### [Exercise requirements]
Can all of these lines be returned exactly?
☆ ☆ ☆ ☆ ☆ ☆ ☆
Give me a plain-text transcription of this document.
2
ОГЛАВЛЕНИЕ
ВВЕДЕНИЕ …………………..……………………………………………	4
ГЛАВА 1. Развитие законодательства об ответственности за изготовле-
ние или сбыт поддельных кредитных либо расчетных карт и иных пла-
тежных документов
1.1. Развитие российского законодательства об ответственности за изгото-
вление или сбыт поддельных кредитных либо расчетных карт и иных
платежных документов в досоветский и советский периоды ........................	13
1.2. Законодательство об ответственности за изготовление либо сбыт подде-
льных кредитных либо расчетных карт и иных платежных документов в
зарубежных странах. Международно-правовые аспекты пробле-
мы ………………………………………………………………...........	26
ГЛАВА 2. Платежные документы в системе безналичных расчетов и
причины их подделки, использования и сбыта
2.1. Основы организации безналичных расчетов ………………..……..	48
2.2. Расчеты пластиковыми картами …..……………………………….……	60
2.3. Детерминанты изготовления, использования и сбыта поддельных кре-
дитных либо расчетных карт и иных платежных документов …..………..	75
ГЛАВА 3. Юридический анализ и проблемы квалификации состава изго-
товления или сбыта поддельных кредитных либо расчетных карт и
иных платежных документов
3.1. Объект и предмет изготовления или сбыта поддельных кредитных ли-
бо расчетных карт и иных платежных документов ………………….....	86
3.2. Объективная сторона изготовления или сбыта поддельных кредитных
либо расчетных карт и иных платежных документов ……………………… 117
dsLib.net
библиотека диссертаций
☆ ☆ ☆ ☆ ☆ ☆ ☆
### [Full answer]
Give me a plain-text transcription of this document.
2
ОГЛАВЛЕНИЕ
ВВЕДЕНИЕ …………………..……………………………………………	4
ГЛАВА 1. Развитие законодательства об ответственности за изготовле-
ние или сбыт поддельных кредитных либо расчетных карт и иных пла-
тежных документов
1.1. Развитие российского законодательства об ответственности за изгото-
вление или сбыт поддельных кредитных либо расчетных карт и иных
платежных документов в досоветский и советский периоды ........................	13
1.2. Законодательство об ответственности за изготовление либо сбыт подде-
льных кредитных либо расчетных карт и иных платежных документов в
зарубежных странах. Международно-правовые аспекты пробле-
мы ………………………………………………………………...........	26
ГЛАВА 2. Платежные документы в системе безналичных расчетов и
причины их подделки, использования и сбыта
2.1. Основы организации безналичных расчетов ………………..……..	48
2.2. Расчеты пластиковыми картами …..……………………………….……	60
2.3. Детерминанты изготовления, использования и сбыта поддельных кре-
дитных либо расчетных карт и иных платежных документов …..………..	75
ГЛАВА 3. Юридический анализ и проблемы квалификации состава изго-
товления или сбыта поддельных кредитных либо расчетных карт и
иных платежных документов
3.1. Объект и предмет изготовления или сбыта поддельных кредитных ли-
бо расчетных карт и иных платежных документов ………………….....	86
3.2. Объективная сторона изготовления или сбыта поддельных кредитных
либо расчетных карт и иных платежных документов ……………………… 117
dsLib.net
библиотека диссертаций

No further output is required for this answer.